** begin Items **
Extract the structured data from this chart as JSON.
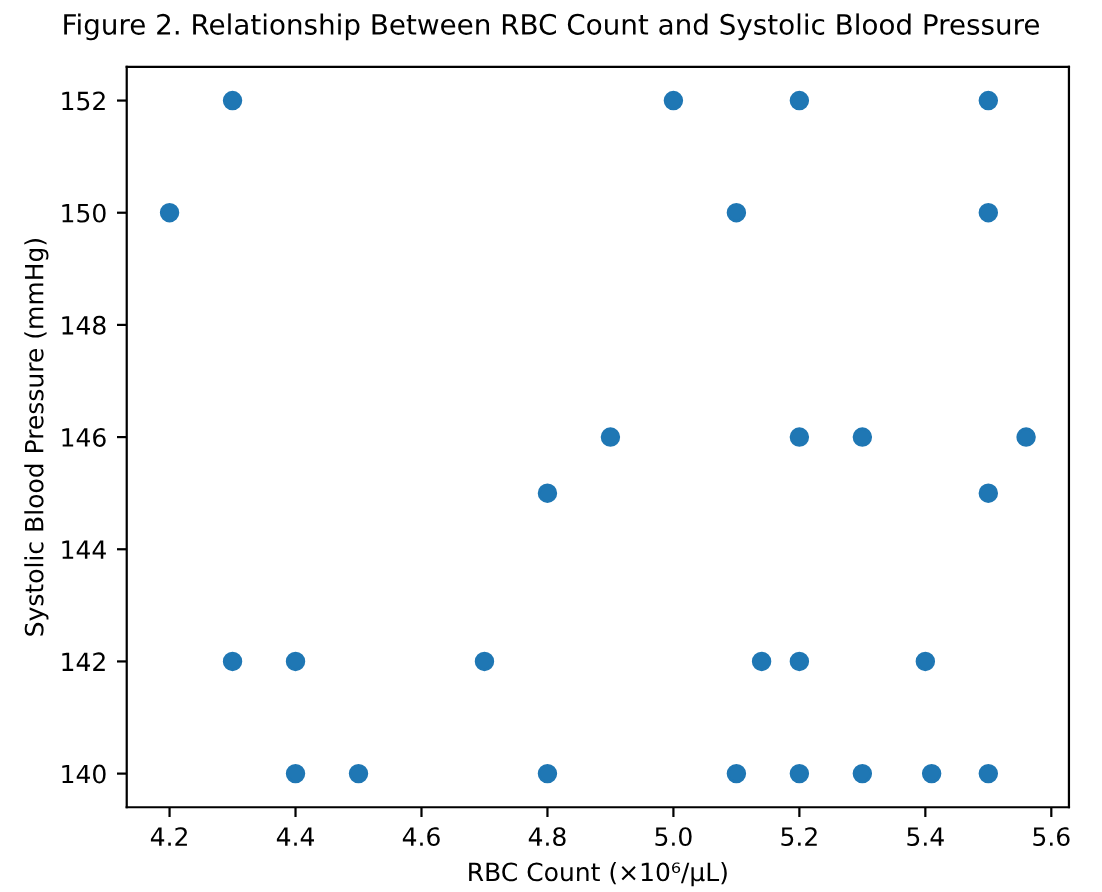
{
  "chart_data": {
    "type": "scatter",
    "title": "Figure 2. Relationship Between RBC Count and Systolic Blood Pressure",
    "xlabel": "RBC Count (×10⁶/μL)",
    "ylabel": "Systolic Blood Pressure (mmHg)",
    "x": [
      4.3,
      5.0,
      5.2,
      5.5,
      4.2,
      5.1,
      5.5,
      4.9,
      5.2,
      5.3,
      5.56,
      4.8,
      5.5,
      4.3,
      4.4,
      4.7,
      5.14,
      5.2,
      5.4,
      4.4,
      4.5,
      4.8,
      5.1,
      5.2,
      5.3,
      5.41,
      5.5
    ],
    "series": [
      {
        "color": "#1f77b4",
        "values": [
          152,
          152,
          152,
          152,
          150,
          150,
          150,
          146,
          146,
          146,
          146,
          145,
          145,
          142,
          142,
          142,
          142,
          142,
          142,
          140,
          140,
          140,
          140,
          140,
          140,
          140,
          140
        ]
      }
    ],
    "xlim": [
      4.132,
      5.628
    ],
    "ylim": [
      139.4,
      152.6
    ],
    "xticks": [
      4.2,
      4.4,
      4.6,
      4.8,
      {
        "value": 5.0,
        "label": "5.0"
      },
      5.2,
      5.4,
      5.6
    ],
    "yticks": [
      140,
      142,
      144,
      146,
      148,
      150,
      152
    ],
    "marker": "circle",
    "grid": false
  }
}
** end Items **
▸ **Short task**: Restate each entry word for word, please, but drop any images it holds.

▸ **Full solution**:
Extract the structured data from this chart as JSON.
{
  "chart_data": {
    "type": "scatter",
    "title": "Figure 2. Relationship Between RBC Count and Systolic Blood Pressure",
    "xlabel": "RBC Count (×10⁶/μL)",
    "ylabel": "Systolic Blood Pressure (mmHg)",
    "x": [
      4.3,
      5.0,
      5.2,
      5.5,
      4.2,
      5.1,
      5.5,
      4.9,
      5.2,
      5.3,
      5.56,
      4.8,
      5.5,
      4.3,
      4.4,
      4.7,
      5.14,
      5.2,
      5.4,
      4.4,
      4.5,
      4.8,
      5.1,
      5.2,
      5.3,
      5.41,
      5.5
    ],
    "series": [
      {
        "color": "#1f77b4",
        "values": [
          152,
          152,
          152,
          152,
          150,
          150,
          150,
          146,
          146,
          146,
          146,
          145,
          145,
          142,
          142,
          142,
          142,
          142,
          142,
          140,
          140,
          140,
          140,
          140,
          140,
          140,
          140
        ]
      }
    ],
    "xlim": [
      4.132,
      5.628
    ],
    "ylim": [
      139.4,
      152.6
    ],
    "xticks": [
      4.2,
      4.4,
      4.6,
      4.8,
      {
        "value": 5.0,
        "label": "5.0"
      },
      5.2,
      5.4,
      5.6
    ],
    "yticks": [
      140,
      142,
      144,
      146,
      148,
      150,
      152
    ],
    "marker": "circle",
    "grid": false
  }
}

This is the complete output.